If you have questions or would like more information please contact Food Services Director, Jana Eaton, at 509-382-2543. 

TASTE WASHINGTON 

**TASTE WASHINGTON DAY IS AN ANNUAL CELEBRATION OF WASHINGTON GROWN FOODS SERVED IN SCHOOL MEALS DURING THE FALL HARVEST SEASON. SCHOOLS CONNECT WITH LOCAL FARMS TO MAKE THE MOST OF OUR BOUNTIFUL FALL HARVEST, AND USE TASTE WASHINGTON DAY TO KICK OFF FARM TO SCHOOL MONTH IN OCTOBER. THIS YEAR ON OCTOBER 7, WE WILL BE FEATURING LOCALLY GROWN APPLES. THE FOLLOWING ARE SOME FUN FACTS ABOUT APPLES:

  • Apples are a member of the rose family of plants, along with pears, peaches, plums and cherries.

  • The science of growing apples is called pomology.

  • Apples come in all shades of red, green and yellow.

  • Most apples are still picked by hand.

  • It takes about 36 apples to create one gallon of apple cider.

• Stored data:
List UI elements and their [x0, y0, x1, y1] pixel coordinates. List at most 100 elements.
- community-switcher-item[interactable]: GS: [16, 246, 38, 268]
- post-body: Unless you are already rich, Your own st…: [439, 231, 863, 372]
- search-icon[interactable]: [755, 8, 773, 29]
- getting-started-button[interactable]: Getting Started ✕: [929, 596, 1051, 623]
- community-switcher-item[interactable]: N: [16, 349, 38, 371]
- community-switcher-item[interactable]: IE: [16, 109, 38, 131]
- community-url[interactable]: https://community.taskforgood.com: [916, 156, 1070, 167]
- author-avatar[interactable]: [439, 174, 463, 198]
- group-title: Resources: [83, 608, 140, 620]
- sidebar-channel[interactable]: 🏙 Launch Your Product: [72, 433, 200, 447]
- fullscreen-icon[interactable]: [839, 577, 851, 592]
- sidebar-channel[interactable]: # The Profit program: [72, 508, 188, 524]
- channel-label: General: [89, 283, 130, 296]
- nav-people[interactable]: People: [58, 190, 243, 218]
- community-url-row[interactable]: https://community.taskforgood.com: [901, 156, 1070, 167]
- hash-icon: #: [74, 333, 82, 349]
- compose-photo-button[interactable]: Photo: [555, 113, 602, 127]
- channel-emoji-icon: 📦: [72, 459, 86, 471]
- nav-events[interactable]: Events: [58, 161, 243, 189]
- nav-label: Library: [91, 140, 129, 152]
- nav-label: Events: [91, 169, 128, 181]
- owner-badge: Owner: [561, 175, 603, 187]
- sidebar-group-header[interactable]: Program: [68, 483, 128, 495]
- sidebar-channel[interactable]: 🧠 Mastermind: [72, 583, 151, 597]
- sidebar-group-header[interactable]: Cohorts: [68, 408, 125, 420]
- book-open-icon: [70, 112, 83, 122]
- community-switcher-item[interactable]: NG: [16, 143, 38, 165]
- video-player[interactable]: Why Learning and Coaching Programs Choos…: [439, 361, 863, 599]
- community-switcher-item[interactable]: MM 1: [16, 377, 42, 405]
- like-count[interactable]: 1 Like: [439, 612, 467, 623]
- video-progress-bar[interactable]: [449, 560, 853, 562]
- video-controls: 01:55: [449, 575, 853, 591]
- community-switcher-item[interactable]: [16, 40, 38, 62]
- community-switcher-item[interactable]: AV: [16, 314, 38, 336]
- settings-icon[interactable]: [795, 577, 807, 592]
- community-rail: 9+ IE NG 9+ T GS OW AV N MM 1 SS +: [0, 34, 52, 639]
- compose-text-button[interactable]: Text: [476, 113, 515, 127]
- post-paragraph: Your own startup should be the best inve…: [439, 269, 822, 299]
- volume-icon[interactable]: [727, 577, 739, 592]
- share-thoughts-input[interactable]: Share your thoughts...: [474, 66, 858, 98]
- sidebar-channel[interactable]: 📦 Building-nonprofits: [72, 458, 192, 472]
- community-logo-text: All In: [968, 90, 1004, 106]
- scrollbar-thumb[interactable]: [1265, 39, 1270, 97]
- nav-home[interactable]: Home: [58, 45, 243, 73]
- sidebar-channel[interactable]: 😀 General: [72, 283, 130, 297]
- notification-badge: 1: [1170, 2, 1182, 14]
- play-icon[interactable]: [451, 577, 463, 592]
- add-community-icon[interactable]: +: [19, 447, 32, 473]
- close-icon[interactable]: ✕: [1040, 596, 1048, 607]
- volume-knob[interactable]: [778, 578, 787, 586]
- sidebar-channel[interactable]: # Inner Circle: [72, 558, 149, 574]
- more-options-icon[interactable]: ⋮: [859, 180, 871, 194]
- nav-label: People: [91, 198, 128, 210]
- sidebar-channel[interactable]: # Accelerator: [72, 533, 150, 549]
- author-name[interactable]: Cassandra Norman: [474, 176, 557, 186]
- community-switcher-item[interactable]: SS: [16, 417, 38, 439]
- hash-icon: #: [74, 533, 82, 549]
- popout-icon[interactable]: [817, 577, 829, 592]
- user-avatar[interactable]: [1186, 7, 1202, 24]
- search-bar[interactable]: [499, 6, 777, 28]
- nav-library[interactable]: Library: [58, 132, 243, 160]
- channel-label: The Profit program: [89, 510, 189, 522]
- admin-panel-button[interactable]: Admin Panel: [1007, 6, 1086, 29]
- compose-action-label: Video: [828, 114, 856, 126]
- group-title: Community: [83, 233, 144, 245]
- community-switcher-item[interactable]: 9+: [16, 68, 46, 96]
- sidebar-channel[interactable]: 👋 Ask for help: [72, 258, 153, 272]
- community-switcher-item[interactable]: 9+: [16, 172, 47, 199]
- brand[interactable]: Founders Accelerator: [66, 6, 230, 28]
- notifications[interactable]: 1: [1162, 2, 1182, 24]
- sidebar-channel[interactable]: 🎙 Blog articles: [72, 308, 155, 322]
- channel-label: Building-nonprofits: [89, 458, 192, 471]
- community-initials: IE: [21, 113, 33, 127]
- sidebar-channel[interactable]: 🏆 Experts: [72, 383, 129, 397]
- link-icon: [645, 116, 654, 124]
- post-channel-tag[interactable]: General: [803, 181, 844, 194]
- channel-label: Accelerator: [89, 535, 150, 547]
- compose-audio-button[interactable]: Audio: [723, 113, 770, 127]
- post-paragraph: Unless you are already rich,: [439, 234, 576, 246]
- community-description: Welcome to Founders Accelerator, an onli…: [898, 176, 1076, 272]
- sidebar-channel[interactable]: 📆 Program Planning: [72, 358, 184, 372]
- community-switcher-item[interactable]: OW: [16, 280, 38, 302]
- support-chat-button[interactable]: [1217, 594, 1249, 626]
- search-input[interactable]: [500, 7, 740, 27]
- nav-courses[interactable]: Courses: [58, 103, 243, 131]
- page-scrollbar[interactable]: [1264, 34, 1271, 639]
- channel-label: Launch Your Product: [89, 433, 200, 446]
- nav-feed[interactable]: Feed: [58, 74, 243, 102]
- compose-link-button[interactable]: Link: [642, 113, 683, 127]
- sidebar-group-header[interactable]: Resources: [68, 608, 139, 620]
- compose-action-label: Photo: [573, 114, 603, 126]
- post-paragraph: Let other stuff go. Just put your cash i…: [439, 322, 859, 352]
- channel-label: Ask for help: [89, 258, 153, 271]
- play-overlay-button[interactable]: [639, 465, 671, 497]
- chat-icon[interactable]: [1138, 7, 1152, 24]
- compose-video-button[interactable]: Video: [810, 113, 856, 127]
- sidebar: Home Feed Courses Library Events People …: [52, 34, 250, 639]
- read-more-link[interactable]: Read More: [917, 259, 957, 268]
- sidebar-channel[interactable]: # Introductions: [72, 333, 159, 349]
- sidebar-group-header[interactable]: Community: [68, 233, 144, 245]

• Assigned task:
Please write out the part of the Taste Washington notice starting at "If you have" and ending at "is called pomology.", keeping every word and mark unchanged.

• Result:
If you have questions or would like more information please contact Food Services Director, Jana Eaton, at 509-382-2543. 

TASTE WASHINGTON 

**TASTE WASHINGTON DAY IS AN ANNUAL CELEBRATION OF WASHINGTON GROWN FOODS SERVED IN SCHOOL MEALS DURING THE FALL HARVEST SEASON. SCHOOLS CONNECT WITH LOCAL FARMS TO MAKE THE MOST OF OUR BOUNTIFUL FALL HARVEST, AND USE TASTE WASHINGTON DAY TO KICK OFF FARM TO SCHOOL MONTH IN OCTOBER. THIS YEAR ON OCTOBER 7, WE WILL BE FEATURING LOCALLY GROWN APPLES. THE FOLLOWING ARE SOME FUN FACTS ABOUT APPLES:

  • Apples are a member of the rose family of plants, along with pears, peaches, plums and cherries.

  • The science of growing apples is called pomology.